TASK MATERIAL:

%%

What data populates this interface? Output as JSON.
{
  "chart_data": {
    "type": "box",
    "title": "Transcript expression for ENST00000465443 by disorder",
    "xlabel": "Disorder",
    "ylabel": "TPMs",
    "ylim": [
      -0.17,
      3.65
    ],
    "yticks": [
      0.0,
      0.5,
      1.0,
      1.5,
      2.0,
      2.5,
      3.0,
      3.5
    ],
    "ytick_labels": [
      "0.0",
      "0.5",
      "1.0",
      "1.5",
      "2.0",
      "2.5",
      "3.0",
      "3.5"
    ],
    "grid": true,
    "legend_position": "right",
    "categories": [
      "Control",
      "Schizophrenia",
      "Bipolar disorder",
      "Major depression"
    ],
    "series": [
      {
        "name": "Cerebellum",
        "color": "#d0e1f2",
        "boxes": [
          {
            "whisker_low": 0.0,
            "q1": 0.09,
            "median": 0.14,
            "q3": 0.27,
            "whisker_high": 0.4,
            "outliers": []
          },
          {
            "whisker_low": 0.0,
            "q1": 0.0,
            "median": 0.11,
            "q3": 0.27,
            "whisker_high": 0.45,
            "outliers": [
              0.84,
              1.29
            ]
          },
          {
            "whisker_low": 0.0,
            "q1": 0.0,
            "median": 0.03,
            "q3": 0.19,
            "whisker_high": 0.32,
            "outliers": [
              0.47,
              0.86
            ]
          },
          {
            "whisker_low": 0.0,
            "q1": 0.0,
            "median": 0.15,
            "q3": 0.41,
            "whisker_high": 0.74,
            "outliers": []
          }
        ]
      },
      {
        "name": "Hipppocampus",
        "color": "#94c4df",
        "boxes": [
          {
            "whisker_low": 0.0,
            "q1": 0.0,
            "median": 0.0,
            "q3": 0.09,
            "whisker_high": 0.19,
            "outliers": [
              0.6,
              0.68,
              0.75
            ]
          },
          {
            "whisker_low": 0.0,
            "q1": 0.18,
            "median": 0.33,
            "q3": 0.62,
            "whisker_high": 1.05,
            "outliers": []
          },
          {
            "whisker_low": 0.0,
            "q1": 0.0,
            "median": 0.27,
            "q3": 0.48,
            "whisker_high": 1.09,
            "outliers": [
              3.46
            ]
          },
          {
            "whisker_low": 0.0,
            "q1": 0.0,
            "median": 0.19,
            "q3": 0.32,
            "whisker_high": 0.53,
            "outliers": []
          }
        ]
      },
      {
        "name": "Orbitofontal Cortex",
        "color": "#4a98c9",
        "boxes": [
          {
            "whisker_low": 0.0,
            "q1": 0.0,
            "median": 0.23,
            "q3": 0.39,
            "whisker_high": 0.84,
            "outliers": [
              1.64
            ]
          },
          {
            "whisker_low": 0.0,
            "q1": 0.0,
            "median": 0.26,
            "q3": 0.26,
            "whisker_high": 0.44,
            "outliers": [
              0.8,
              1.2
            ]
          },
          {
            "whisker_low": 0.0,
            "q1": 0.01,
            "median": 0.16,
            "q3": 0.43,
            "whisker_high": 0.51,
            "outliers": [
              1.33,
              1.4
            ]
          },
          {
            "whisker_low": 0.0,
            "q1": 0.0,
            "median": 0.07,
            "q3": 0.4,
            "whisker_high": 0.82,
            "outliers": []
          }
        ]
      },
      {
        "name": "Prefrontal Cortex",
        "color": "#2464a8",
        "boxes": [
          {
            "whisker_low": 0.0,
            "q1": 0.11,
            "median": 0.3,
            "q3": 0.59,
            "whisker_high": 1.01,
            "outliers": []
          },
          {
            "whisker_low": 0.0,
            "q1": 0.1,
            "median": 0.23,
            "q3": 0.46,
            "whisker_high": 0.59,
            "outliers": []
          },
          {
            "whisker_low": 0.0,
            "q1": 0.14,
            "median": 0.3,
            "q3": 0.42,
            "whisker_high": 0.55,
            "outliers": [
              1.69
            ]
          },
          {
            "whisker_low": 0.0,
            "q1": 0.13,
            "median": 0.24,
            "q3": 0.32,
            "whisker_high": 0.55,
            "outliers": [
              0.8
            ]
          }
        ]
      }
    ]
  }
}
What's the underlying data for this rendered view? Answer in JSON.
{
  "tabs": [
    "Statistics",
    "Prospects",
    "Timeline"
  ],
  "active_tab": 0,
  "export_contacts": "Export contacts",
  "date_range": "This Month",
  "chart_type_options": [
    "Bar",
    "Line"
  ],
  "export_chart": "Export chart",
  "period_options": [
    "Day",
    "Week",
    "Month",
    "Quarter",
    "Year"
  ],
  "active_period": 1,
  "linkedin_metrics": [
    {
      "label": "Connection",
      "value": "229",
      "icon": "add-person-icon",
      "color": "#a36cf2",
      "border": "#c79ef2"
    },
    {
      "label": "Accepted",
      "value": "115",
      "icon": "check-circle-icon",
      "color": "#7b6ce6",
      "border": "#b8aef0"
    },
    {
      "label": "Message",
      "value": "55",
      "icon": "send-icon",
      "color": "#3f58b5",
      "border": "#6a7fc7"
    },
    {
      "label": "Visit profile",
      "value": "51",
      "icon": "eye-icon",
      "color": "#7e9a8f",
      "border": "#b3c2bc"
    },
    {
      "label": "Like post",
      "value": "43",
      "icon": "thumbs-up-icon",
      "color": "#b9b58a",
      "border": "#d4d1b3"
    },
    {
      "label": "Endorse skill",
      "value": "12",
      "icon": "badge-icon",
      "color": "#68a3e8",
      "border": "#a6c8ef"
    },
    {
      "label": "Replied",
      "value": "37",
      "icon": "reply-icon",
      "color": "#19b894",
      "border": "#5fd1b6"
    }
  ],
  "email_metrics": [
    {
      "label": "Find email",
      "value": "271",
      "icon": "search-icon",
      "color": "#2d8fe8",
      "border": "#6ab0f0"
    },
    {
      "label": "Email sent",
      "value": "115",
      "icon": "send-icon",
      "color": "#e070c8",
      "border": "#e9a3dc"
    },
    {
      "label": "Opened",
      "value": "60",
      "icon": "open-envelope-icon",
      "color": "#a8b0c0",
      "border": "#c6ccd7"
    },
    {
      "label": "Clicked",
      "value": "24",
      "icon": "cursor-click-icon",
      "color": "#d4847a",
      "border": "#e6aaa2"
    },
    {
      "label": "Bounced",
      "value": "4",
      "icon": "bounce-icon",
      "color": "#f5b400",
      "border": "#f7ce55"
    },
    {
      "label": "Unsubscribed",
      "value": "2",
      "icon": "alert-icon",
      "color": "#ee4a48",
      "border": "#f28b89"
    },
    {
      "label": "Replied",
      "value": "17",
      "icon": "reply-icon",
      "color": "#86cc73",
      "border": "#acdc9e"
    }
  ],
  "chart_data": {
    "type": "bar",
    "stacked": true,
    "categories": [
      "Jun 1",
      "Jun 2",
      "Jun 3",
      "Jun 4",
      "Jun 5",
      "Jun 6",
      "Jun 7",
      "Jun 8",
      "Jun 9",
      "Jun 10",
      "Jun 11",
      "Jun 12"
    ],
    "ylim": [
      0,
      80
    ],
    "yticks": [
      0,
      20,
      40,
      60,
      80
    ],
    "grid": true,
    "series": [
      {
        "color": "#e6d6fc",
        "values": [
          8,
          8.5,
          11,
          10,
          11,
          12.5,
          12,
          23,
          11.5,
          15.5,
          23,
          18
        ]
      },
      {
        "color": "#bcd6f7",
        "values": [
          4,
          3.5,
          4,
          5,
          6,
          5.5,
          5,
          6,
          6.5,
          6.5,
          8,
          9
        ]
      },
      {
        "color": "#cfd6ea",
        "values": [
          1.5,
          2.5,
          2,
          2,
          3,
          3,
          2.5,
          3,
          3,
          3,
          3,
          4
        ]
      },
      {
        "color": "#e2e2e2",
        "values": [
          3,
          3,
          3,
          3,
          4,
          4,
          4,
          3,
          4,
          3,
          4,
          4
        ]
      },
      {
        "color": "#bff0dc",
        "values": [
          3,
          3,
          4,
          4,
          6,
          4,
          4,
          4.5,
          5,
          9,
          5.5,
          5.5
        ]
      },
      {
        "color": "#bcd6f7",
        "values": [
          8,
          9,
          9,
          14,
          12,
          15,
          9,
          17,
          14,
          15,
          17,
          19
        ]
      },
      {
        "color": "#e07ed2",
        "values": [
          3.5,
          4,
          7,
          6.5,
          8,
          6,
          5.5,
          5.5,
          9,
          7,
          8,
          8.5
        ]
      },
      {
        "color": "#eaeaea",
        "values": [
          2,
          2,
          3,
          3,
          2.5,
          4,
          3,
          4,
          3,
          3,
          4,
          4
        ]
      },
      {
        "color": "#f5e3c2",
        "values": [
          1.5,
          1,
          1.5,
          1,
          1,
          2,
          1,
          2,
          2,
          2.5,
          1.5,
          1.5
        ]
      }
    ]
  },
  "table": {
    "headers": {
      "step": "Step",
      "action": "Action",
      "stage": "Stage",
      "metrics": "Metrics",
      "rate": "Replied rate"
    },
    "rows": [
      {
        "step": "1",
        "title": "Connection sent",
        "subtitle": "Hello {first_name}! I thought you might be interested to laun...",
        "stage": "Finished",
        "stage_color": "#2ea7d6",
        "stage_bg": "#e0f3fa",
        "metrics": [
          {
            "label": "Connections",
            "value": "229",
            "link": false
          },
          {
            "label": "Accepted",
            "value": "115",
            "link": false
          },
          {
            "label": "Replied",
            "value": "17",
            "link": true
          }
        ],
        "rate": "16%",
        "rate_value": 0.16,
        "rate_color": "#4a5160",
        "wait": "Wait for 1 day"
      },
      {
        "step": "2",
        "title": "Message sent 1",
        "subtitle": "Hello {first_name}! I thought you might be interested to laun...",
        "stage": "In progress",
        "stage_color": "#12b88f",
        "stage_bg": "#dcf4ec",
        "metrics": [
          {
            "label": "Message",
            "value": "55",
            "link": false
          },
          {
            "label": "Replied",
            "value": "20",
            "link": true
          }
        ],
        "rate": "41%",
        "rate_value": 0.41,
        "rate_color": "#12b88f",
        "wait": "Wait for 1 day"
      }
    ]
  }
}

%%

WORK INSTRUCTIONS: Show each line of the listing that holds the string "JSON".

COMPLETE RESPONSE:
What data populates this interface? Output as JSON.
What's the underlying data for this rendered view? Answer in JSON.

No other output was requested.